TASK GOAL:
How many lines in the listing below include the word "sourceHJHC"? Answer with the number and nothing else.

---------- RECORDS SHOWN ----------

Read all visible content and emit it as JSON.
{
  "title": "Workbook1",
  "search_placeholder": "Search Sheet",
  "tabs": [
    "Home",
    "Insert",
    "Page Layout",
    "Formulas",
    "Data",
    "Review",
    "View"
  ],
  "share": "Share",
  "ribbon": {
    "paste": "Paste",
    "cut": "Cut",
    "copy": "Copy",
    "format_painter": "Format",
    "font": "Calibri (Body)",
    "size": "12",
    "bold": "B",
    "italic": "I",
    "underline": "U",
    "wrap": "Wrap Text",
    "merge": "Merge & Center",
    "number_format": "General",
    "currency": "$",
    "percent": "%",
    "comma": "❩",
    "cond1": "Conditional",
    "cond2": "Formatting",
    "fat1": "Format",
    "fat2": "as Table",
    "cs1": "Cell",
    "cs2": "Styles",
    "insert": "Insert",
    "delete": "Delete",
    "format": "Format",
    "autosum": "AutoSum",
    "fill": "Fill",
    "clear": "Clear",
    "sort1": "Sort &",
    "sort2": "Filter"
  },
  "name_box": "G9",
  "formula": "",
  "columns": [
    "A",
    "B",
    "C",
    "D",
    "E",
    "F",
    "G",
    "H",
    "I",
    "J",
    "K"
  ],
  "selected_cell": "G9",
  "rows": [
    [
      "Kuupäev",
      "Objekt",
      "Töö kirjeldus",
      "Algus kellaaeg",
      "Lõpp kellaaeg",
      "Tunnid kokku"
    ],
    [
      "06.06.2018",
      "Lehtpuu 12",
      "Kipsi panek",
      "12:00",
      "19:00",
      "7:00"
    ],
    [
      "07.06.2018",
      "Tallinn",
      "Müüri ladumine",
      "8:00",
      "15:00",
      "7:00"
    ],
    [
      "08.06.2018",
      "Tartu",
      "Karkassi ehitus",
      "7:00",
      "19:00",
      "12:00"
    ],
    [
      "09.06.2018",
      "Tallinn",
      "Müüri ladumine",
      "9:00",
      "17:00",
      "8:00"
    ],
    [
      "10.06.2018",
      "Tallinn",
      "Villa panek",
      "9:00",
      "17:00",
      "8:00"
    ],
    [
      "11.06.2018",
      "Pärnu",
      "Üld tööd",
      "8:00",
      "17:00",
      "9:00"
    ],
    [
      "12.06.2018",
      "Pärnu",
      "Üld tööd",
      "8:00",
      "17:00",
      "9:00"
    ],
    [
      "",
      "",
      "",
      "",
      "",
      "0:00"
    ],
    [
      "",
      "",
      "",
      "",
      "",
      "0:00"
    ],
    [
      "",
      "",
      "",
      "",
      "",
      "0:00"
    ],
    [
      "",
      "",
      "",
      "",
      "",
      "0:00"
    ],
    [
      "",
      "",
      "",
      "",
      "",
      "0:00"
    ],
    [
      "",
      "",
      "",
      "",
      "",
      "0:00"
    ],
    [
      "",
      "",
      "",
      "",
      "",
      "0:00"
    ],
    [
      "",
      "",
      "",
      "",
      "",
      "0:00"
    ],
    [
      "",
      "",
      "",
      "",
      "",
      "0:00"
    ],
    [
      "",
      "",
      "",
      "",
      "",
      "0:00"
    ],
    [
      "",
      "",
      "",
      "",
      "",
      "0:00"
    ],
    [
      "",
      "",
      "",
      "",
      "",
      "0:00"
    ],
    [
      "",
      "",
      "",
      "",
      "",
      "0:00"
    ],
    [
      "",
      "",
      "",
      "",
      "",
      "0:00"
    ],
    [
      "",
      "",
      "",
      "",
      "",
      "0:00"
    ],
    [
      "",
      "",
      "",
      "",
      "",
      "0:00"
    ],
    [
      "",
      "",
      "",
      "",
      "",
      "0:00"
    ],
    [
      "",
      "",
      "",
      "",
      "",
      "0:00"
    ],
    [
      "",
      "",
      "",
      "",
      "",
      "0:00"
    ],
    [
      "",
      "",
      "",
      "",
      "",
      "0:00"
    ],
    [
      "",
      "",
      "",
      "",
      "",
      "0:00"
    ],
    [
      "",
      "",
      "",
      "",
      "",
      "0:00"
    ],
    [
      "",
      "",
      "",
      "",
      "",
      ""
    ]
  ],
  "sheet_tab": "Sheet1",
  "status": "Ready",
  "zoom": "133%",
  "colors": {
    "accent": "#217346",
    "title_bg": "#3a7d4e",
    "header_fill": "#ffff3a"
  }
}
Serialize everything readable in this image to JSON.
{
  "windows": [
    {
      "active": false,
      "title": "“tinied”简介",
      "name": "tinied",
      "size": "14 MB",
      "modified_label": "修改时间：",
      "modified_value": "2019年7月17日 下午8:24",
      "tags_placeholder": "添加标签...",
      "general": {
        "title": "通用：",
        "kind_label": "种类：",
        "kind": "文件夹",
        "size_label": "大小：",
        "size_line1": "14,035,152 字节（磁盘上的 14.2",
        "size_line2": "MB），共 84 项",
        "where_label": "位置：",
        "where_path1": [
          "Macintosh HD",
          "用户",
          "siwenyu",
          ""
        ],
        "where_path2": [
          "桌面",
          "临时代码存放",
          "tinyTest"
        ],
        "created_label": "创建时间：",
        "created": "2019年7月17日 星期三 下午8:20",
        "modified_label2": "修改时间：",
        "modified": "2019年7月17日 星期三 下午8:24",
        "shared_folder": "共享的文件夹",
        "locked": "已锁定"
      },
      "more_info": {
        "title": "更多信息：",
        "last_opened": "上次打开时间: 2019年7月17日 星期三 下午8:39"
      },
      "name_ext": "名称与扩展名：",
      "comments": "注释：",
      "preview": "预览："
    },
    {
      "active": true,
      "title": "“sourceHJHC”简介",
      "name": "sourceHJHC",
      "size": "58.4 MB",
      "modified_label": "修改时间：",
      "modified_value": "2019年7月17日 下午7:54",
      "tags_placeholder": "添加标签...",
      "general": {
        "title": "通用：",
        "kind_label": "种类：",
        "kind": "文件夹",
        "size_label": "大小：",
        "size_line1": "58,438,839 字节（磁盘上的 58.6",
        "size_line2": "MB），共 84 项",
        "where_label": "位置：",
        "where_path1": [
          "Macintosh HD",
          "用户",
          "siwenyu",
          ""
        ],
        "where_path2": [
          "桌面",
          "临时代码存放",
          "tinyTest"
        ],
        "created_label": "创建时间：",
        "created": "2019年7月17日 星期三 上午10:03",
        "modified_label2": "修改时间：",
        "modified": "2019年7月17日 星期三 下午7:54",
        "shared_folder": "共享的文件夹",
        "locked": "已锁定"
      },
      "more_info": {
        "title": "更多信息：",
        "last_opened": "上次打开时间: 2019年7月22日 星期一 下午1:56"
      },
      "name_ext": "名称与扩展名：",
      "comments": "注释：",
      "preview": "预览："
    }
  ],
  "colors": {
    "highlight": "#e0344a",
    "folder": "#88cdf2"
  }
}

----------

ANSWER FOR THE TASK:
2